## BEGIN THE RECORDS
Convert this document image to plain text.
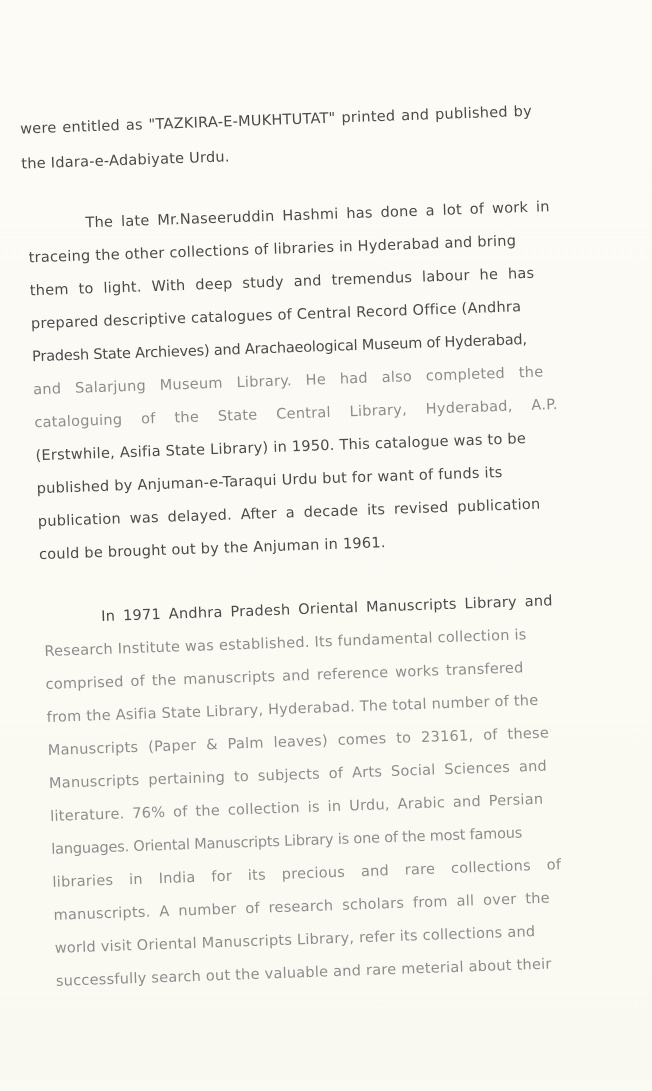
were entitled as "TAZKIRA-E-MUKHTUTAT" printed and published by
the Idara-e-Adabiyate Urdu.
The late Mr.Naseeruddin Hashmi has done a lot of work in
traceing the other collections of libraries in Hyderabad and bring
them to light. With deep study and tremendus labour he has
prepared descriptive catalogues of Central Record Office (Andhra
Pradesh State Archieves) and Arachaeological Museum of Hyderabad,
and Salarjung Museum Library. He had also completed the
cataloguing of the State Central Library, Hyderabad, A.P.
(Erstwhile, Asifia State Library) in 1950. This catalogue was to be
published by Anjuman-e-Taraqui Urdu but for want of funds its
publication was delayed. After a decade its revised publication
could be brought out by the Anjuman in 1961.
In 1971 Andhra Pradesh Oriental Manuscripts Library and
Research Institute was established. Its fundamental collection is
comprised of the manuscripts and reference works transfered
from the Asifia State Library, Hyderabad. The total number of the
Manuscripts (Paper & Palm leaves) comes to 23161, of these
Manuscripts pertaining to subjects of Arts Social Sciences and
literature. 76% of the collection is in Urdu, Arabic and Persian
languages. Oriental Manuscripts Library is one of the most famous
libraries in India for its precious and rare collections of
manuscripts. A number of research scholars from all over the
world visit Oriental Manuscripts Library, refer its collections and
successfully search out the valuable and rare meterial about their
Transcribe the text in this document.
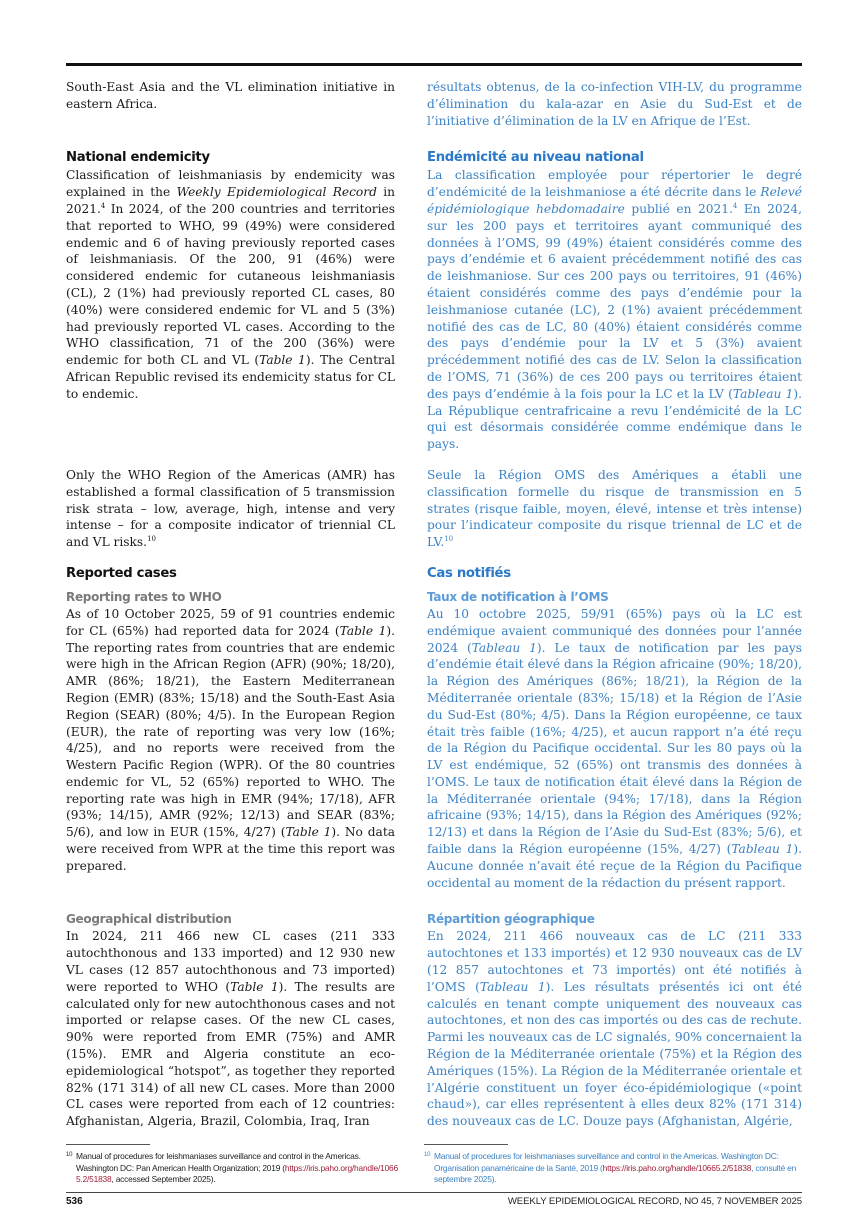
South-East Asia and the VL elimination initiative in eastern Africa.

résultats obtenus, de la co-infection VIH-LV, du programme d’élimination du kala-azar en Asie du Sud-Est et de l’initiative d’élimination de la LV en Afrique de l’Est.

National endemicity

Classification of leishmaniasis by endemicity was explained in the Weekly Epidemiological Record in 2021.$^4$ In 2024, of the 200 countries and territories that reported to WHO, 99 (49%) were considered endemic and 6 of having previously reported cases of leishmaniasis. Of the 200, 91 (46%) were considered endemic for cutaneous leishmaniasis (CL), 2 (1%) had previously reported CL cases, 80 (40%) were considered endemic for VL and 5 (3%) had previously reported VL cases. According to the WHO classification, 71 of the 200 (36%) were endemic for both CL and VL (Table 1). The Central African Republic revised its endemicity status for CL to endemic.

Endémicité au niveau national

La classification employée pour répertorier le degré d’endémicité de la leishmaniose a été décrite dans le Relevé épidémiologique hebdomadaire publié en 2021.$^4$ En 2024, sur les 200 pays et territoires ayant communiqué des données à l’OMS, 99 (49%) étaient considérés comme des pays d’endémie et 6 avaient précédemment notifié des cas de leishmaniose. Sur ces 200 pays ou territoires, 91 (46%) étaient considérés comme des pays d’endémie pour la leishmaniose cutanée (LC), 2 (1%) avaient précédemment notifié des cas de LC, 80 (40%) étaient considérés comme des pays d’endémie pour la LV et 5 (3%) avaient précédemment notifié des cas de LV. Selon la classification de l’OMS, 71 (36%) de ces 200 pays ou territoires étaient des pays d’endémie à la fois pour la LC et la LV (Tableau 1). La République centrafricaine a revu l’endémicité de la LC qui est désormais considérée comme endémique dans le pays.

Only the WHO Region of the Americas (AMR) has established a formal classification of 5 transmission risk strata – low, average, high, intense and very intense – for a composite indicator of triennial CL and VL risks.$^{10}$

Seule la Région OMS des Amériques a établi une classification formelle du risque de transmission en 5 strates (risque faible, moyen, élevé, intense et très intense) pour l’indicateur composite du risque triennal de LC et de LV.$^{10}$

Reported cases
Reporting rates to WHO

As of 10 October 2025, 59 of 91 countries endemic for CL (65%) had reported data for 2024 (Table 1). The reporting rates from countries that are endemic were high in the African Region (AFR) (90%; 18/20), AMR (86%; 18/21), the Eastern Mediterranean Region (EMR) (83%; 15/18) and the South-East Asia Region (SEAR) (80%; 4/5). In the European Region (EUR), the rate of reporting was very low (16%; 4/25), and no reports were received from the Western Pacific Region (WPR). Of the 80 countries endemic for VL, 52 (65%) reported to WHO. The reporting rate was high in EMR (94%; 17/18), AFR (93%; 14/15), AMR (92%; 12/13) and SEAR (83%; 5/6), and low in EUR (15%, 4/27) (Table 1). No data were received from WPR at the time this report was prepared.

Cas notifiés
Taux de notification à l’OMS

Au 10 octobre 2025, 59/91 (65%) pays où la LC est endémique avaient communiqué des données pour l’année 2024 (Tableau 1). Le taux de notification par les pays d’endémie était élevé dans la Région africaine (90%; 18/20), la Région des Amériques (86%; 18/21), la Région de la Méditerranée orientale (83%; 15/18) et la Région de l’Asie du Sud-Est (80%; 4/5). Dans la Région européenne, ce taux était très faible (16%; 4/25), et aucun rapport n’a été reçu de la Région du Pacifique occidental. Sur les 80 pays où la LV est endémique, 52 (65%) ont transmis des données à l’OMS. Le taux de notification était élevé dans la Région de la Méditerranée orientale (94%; 17/18), dans la Région africaine (93%; 14/15), dans la Région des Amériques (92%; 12/13) et dans la Région de l’Asie du Sud-Est (83%; 5/6), et faible dans la Région européenne (15%, 4/27) (Tableau 1). Aucune donnée n’avait été reçue de la Région du Pacifique occidental au moment de la rédaction du présent rapport.

Geographical distribution

In 2024, 211 466 new CL cases (211 333 autochthonous and 133 imported) and 12 930 new VL cases (12 857 autochthonous and 73 imported) were reported to WHO (Table 1). The results are calculated only for new autochthonous cases and not imported or relapse cases. Of the new CL cases, 90% were reported from EMR (75%) and AMR (15%). EMR and Algeria constitute an eco-epidemiological “hotspot”, as together they reported 82% (171 314) of all new CL cases. More than 2000 CL cases were reported from each of 12 countries: Afghanistan, Algeria, Brazil, Colombia, Iraq, Iran

Répartition géographique

En 2024, 211 466 nouveaux cas de LC (211 333 autochtones et 133 importés) et 12 930 nouveaux cas de LV (12 857 autochtones et 73 importés) ont été notifiés à l’OMS (Tableau 1). Les résultats présentés ici ont été calculés en tenant compte uniquement des nouveaux cas autochtones, et non des cas importés ou des cas de rechute. Parmi les nouveaux cas de LC signalés, 90% concernaient la Région de la Méditerranée orientale (75%) et la Région des Amériques (15%). La Région de la Méditerranée orientale et l’Algérie constituent un foyer éco-épidémiologique («point chaud»), car elles représentent à elles deux 82% (171 314) des nouveaux cas de LC. Douze pays (Afghanistan, Algérie,

10 Manual of procedures for leishmaniases surveillance and control in the Americas. Washington DC: Pan American Health Organization; 2019 (https://iris.paho.org/handle/10665.2/51838, accessed September 2025).
10 Manual of procedures for leishmaniases surveillance and control in the Americas. Washington DC: Organisation panaméricaine de la Santé, 2019 (https://iris.paho.org/handle/10665.2/51838, consulté en septembre 2025).
536	WEEKLY EPIDEMIOLOGICAL RECORD, NO 45, 7 NOVEMBER 2025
## END THE RECORDS
| WHAT IS BEING ASKED |
Your copy of the data should match it exactly, except that pictures are left out.

| EXERCISE RESULT |
Convert this document image to plain text.
were entitled as "TAZKIRA-E-MUKHTUTAT" printed and published by
the Idara-e-Adabiyate Urdu.
The late Mr.Naseeruddin Hashmi has done a lot of work in
traceing the other collections of libraries in Hyderabad and bring
them to light. With deep study and tremendus labour he has
prepared descriptive catalogues of Central Record Office (Andhra
Pradesh State Archieves) and Arachaeological Museum of Hyderabad,
and Salarjung Museum Library. He had also completed the
cataloguing of the State Central Library, Hyderabad, A.P.
(Erstwhile, Asifia State Library) in 1950. This catalogue was to be
published by Anjuman-e-Taraqui Urdu but for want of funds its
publication was delayed. After a decade its revised publication
could be brought out by the Anjuman in 1961.
In 1971 Andhra Pradesh Oriental Manuscripts Library and
Research Institute was established. Its fundamental collection is
comprised of the manuscripts and reference works transfered
from the Asifia State Library, Hyderabad. The total number of the
Manuscripts (Paper & Palm leaves) comes to 23161, of these
Manuscripts pertaining to subjects of Arts Social Sciences and
literature. 76% of the collection is in Urdu, Arabic and Persian
languages. Oriental Manuscripts Library is one of the most famous
libraries in India for its precious and rare collections of
manuscripts. A number of research scholars from all over the
world visit Oriental Manuscripts Library, refer its collections and
successfully search out the valuable and rare meterial about their
Transcribe the text in this document.
South-East Asia and the VL elimination initiative in eastern Africa.

résultats obtenus, de la co-infection VIH-LV, du programme d’élimination du kala-azar en Asie du Sud-Est et de l’initiative d’élimination de la LV en Afrique de l’Est.

National endemicity

Classification of leishmaniasis by endemicity was explained in the Weekly Epidemiological Record in 2021.$^4$ In 2024, of the 200 countries and territories that reported to WHO, 99 (49%) were considered endemic and 6 of having previously reported cases of leishmaniasis. Of the 200, 91 (46%) were considered endemic for cutaneous leishmaniasis (CL), 2 (1%) had previously reported CL cases, 80 (40%) were considered endemic for VL and 5 (3%) had previously reported VL cases. According to the WHO classification, 71 of the 200 (36%) were endemic for both CL and VL (Table 1). The Central African Republic revised its endemicity status for CL to endemic.

Endémicité au niveau national

La classification employée pour répertorier le degré d’endémicité de la leishmaniose a été décrite dans le Relevé épidémiologique hebdomadaire publié en 2021.$^4$ En 2024, sur les 200 pays et territoires ayant communiqué des données à l’OMS, 99 (49%) étaient considérés comme des pays d’endémie et 6 avaient précédemment notifié des cas de leishmaniose. Sur ces 200 pays ou territoires, 91 (46%) étaient considérés comme des pays d’endémie pour la leishmaniose cutanée (LC), 2 (1%) avaient précédemment notifié des cas de LC, 80 (40%) étaient considérés comme des pays d’endémie pour la LV et 5 (3%) avaient précédemment notifié des cas de LV. Selon la classification de l’OMS, 71 (36%) de ces 200 pays ou territoires étaient des pays d’endémie à la fois pour la LC et la LV (Tableau 1). La République centrafricaine a revu l’endémicité de la LC qui est désormais considérée comme endémique dans le pays.

Only the WHO Region of the Americas (AMR) has established a formal classification of 5 transmission risk strata – low, average, high, intense and very intense – for a composite indicator of triennial CL and VL risks.$^{10}$

Seule la Région OMS des Amériques a établi une classification formelle du risque de transmission en 5 strates (risque faible, moyen, élevé, intense et très intense) pour l’indicateur composite du risque triennal de LC et de LV.$^{10}$

Reported cases
Reporting rates to WHO

As of 10 October 2025, 59 of 91 countries endemic for CL (65%) had reported data for 2024 (Table 1). The reporting rates from countries that are endemic were high in the African Region (AFR) (90%; 18/20), AMR (86%; 18/21), the Eastern Mediterranean Region (EMR) (83%; 15/18) and the South-East Asia Region (SEAR) (80%; 4/5). In the European Region (EUR), the rate of reporting was very low (16%; 4/25), and no reports were received from the Western Pacific Region (WPR). Of the 80 countries endemic for VL, 52 (65%) reported to WHO. The reporting rate was high in EMR (94%; 17/18), AFR (93%; 14/15), AMR (92%; 12/13) and SEAR (83%; 5/6), and low in EUR (15%, 4/27) (Table 1). No data were received from WPR at the time this report was prepared.

Cas notifiés
Taux de notification à l’OMS

Au 10 octobre 2025, 59/91 (65%) pays où la LC est endémique avaient communiqué des données pour l’année 2024 (Tableau 1). Le taux de notification par les pays d’endémie était élevé dans la Région africaine (90%; 18/20), la Région des Amériques (86%; 18/21), la Région de la Méditerranée orientale (83%; 15/18) et la Région de l’Asie du Sud-Est (80%; 4/5). Dans la Région européenne, ce taux était très faible (16%; 4/25), et aucun rapport n’a été reçu de la Région du Pacifique occidental. Sur les 80 pays où la LV est endémique, 52 (65%) ont transmis des données à l’OMS. Le taux de notification était élevé dans la Région de la Méditerranée orientale (94%; 17/18), dans la Région africaine (93%; 14/15), dans la Région des Amériques (92%; 12/13) et dans la Région de l’Asie du Sud-Est (83%; 5/6), et faible dans la Région européenne (15%, 4/27) (Tableau 1). Aucune donnée n’avait été reçue de la Région du Pacifique occidental au moment de la rédaction du présent rapport.

Geographical distribution

In 2024, 211 466 new CL cases (211 333 autochthonous and 133 imported) and 12 930 new VL cases (12 857 autochthonous and 73 imported) were reported to WHO (Table 1). The results are calculated only for new autochthonous cases and not imported or relapse cases. Of the new CL cases, 90% were reported from EMR (75%) and AMR (15%). EMR and Algeria constitute an eco-epidemiological “hotspot”, as together they reported 82% (171 314) of all new CL cases. More than 2000 CL cases were reported from each of 12 countries: Afghanistan, Algeria, Brazil, Colombia, Iraq, Iran

Répartition géographique

En 2024, 211 466 nouveaux cas de LC (211 333 autochtones et 133 importés) et 12 930 nouveaux cas de LV (12 857 autochtones et 73 importés) ont été notifiés à l’OMS (Tableau 1). Les résultats présentés ici ont été calculés en tenant compte uniquement des nouveaux cas autochtones, et non des cas importés ou des cas de rechute. Parmi les nouveaux cas de LC signalés, 90% concernaient la Région de la Méditerranée orientale (75%) et la Région des Amériques (15%). La Région de la Méditerranée orientale et l’Algérie constituent un foyer éco-épidémiologique («point chaud»), car elles représentent à elles deux 82% (171 314) des nouveaux cas de LC. Douze pays (Afghanistan, Algérie,

10 Manual of procedures for leishmaniases surveillance and control in the Americas. Washington DC: Pan American Health Organization; 2019 (https://iris.paho.org/handle/10665.2/51838, accessed September 2025).
10 Manual of procedures for leishmaniases surveillance and control in the Americas. Washington DC: Organisation panaméricaine de la Santé, 2019 (https://iris.paho.org/handle/10665.2/51838, consulté en septembre 2025).
536	WEEKLY EPIDEMIOLOGICAL RECORD, NO 45, 7 NOVEMBER 2025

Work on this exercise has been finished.